Omit all pictures and give the records below again exactly as written.

**DATA FOR PROCESSING:**
──────
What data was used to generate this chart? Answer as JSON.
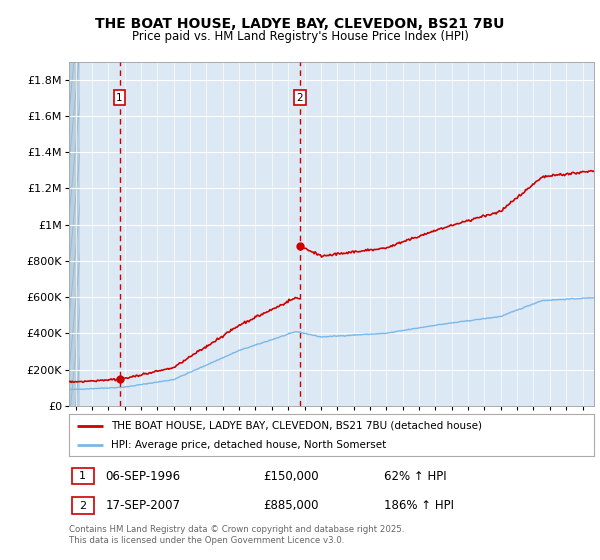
{
  "title": "THE BOAT HOUSE, LADYE BAY, CLEVEDON, BS21 7BU",
  "subtitle": "Price paid vs. HM Land Registry's House Price Index (HPI)",
  "background_color": "#dce9f5",
  "plot_bg_color": "#dce9f5",
  "ylim": [
    0,
    1900000
  ],
  "yticks": [
    0,
    200000,
    400000,
    600000,
    800000,
    1000000,
    1200000,
    1400000,
    1600000,
    1800000
  ],
  "ytick_labels": [
    "£0",
    "£200K",
    "£400K",
    "£600K",
    "£800K",
    "£1M",
    "£1.2M",
    "£1.4M",
    "£1.6M",
    "£1.8M"
  ],
  "xlim_start": 1993.6,
  "xlim_end": 2025.7,
  "sale1_year": 1996.69,
  "sale1_price": 150000,
  "sale2_year": 2007.71,
  "sale2_price": 885000,
  "hpi_line_color": "#7ab8e8",
  "price_line_color": "#cc0000",
  "sale_dot_color": "#cc0000",
  "vline_color": "#cc0000",
  "legend_label1": "THE BOAT HOUSE, LADYE BAY, CLEVEDON, BS21 7BU (detached house)",
  "legend_label2": "HPI: Average price, detached house, North Somerset",
  "footer_text": "Contains HM Land Registry data © Crown copyright and database right 2025.\nThis data is licensed under the Open Government Licence v3.0.",
  "note1_date": "06-SEP-1996",
  "note1_price": "£150,000",
  "note1_hpi": "62% ↑ HPI",
  "note2_date": "17-SEP-2007",
  "note2_price": "£885,000",
  "note2_hpi": "186% ↑ HPI"
}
──────
**RESULT OF THE TASK:**
What data was used to generate this chart? Answer as JSON.
{
  "title": "THE BOAT HOUSE, LADYE BAY, CLEVEDON, BS21 7BU",
  "subtitle": "Price paid vs. HM Land Registry's House Price Index (HPI)",
  "background_color": "#dce9f5",
  "plot_bg_color": "#dce9f5",
  "ylim": [
    0,
    1900000
  ],
  "yticks": [
    0,
    200000,
    400000,
    600000,
    800000,
    1000000,
    1200000,
    1400000,
    1600000,
    1800000
  ],
  "ytick_labels": [
    "£0",
    "£200K",
    "£400K",
    "£600K",
    "£800K",
    "£1M",
    "£1.2M",
    "£1.4M",
    "£1.6M",
    "£1.8M"
  ],
  "xlim_start": 1993.6,
  "xlim_end": 2025.7,
  "sale1_year": 1996.69,
  "sale1_price": 150000,
  "sale2_year": 2007.71,
  "sale2_price": 885000,
  "hpi_line_color": "#7ab8e8",
  "price_line_color": "#cc0000",
  "sale_dot_color": "#cc0000",
  "vline_color": "#cc0000",
  "legend_label1": "THE BOAT HOUSE, LADYE BAY, CLEVEDON, BS21 7BU (detached house)",
  "legend_label2": "HPI: Average price, detached house, North Somerset",
  "footer_text": "Contains HM Land Registry data © Crown copyright and database right 2025.\nThis data is licensed under the Open Government Licence v3.0.",
  "note1_date": "06-SEP-1996",
  "note1_price": "£150,000",
  "note1_hpi": "62% ↑ HPI",
  "note2_date": "17-SEP-2007",
  "note2_price": "£885,000",
  "note2_hpi": "186% ↑ HPI"
}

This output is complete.